━━ GIVEN RECORDS ━━

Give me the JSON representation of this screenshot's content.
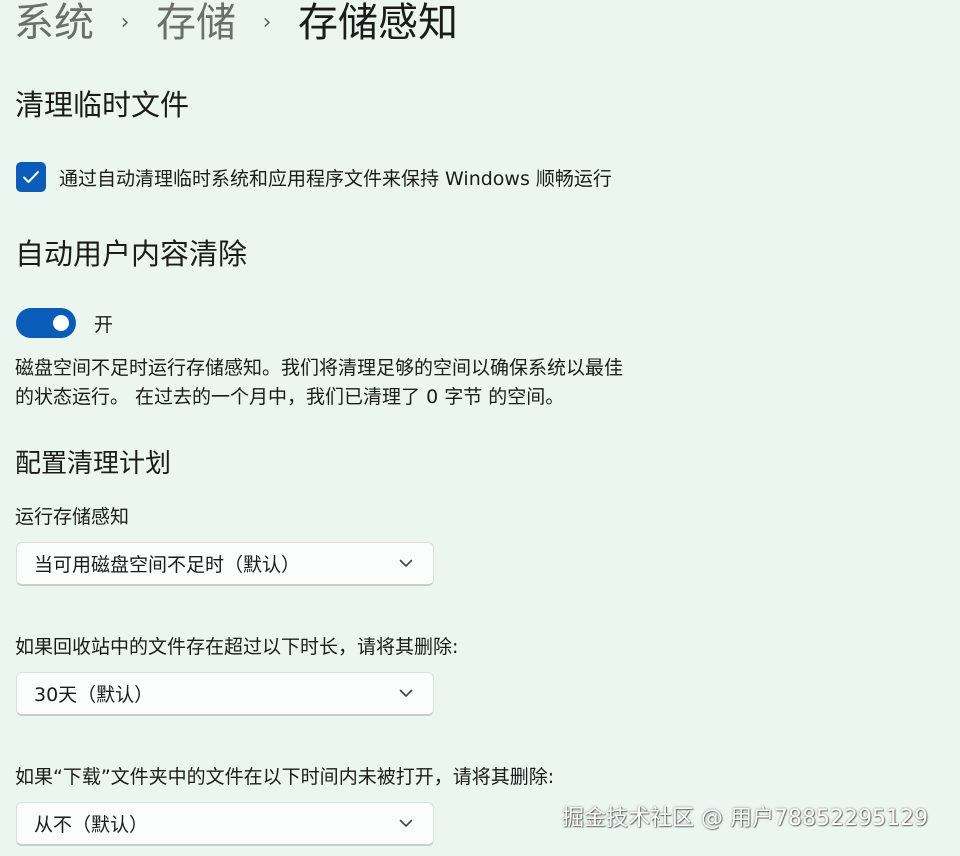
{
  "breadcrumb": {
    "items": [
      "系统",
      "存储",
      "存储感知"
    ],
    "separator": "›"
  },
  "sections": {
    "temp_files": {
      "title": "清理临时文件",
      "checkbox_label": "通过自动清理临时系统和应用程序文件来保持 Windows 顺畅运行",
      "checked": true
    },
    "auto_cleanup": {
      "title": "自动用户内容清除",
      "toggle_label": "开",
      "toggle_on": true,
      "description_line1": "磁盘空间不足时运行存储感知。我们将清理足够的空间以确保系统以最佳",
      "description_line2": "的状态运行。 在过去的一个月中，我们已清理了 0 字节 的空间。"
    },
    "schedule": {
      "title": "配置清理计划",
      "run_label": "运行存储感知",
      "run_value": "当可用磁盘空间不足时（默认）",
      "recycle_label": "如果回收站中的文件存在超过以下时长，请将其删除:",
      "recycle_value": "30天（默认）",
      "downloads_label": "如果“下载”文件夹中的文件在以下时间内未被打开，请将其删除:",
      "downloads_value": "从不（默认）"
    }
  },
  "watermark": "掘金技术社区 @ 用户78852295129",
  "icons": {
    "checkbox": "checkmark-icon",
    "dropdown": "chevron-down-icon",
    "breadcrumb_separator": "chevron-right-icon"
  },
  "colors": {
    "background": "#ebf6f1",
    "accent": "#0a5cb8",
    "text": "#1b1b1b",
    "breadcrumb_dim": "#6b6e6d"
  }
}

━━━

## AIM OF THE EXERCISE
In the copy, include no pictures; restate the listing above exactly.

## SOLUTION TO THE EXERCISE
Give me the JSON representation of this screenshot's content.
{
  "breadcrumb": {
    "items": [
      "系统",
      "存储",
      "存储感知"
    ],
    "separator": "›"
  },
  "sections": {
    "temp_files": {
      "title": "清理临时文件",
      "checkbox_label": "通过自动清理临时系统和应用程序文件来保持 Windows 顺畅运行",
      "checked": true
    },
    "auto_cleanup": {
      "title": "自动用户内容清除",
      "toggle_label": "开",
      "toggle_on": true,
      "description_line1": "磁盘空间不足时运行存储感知。我们将清理足够的空间以确保系统以最佳",
      "description_line2": "的状态运行。 在过去的一个月中，我们已清理了 0 字节 的空间。"
    },
    "schedule": {
      "title": "配置清理计划",
      "run_label": "运行存储感知",
      "run_value": "当可用磁盘空间不足时（默认）",
      "recycle_label": "如果回收站中的文件存在超过以下时长，请将其删除:",
      "recycle_value": "30天（默认）",
      "downloads_label": "如果“下载”文件夹中的文件在以下时间内未被打开，请将其删除:",
      "downloads_value": "从不（默认）"
    }
  },
  "watermark": "掘金技术社区 @ 用户78852295129",
  "icons": {
    "checkbox": "checkmark-icon",
    "dropdown": "chevron-down-icon",
    "breadcrumb_separator": "chevron-right-icon"
  },
  "colors": {
    "background": "#ebf6f1",
    "accent": "#0a5cb8",
    "text": "#1b1b1b",
    "breadcrumb_dim": "#6b6e6d"
  }
}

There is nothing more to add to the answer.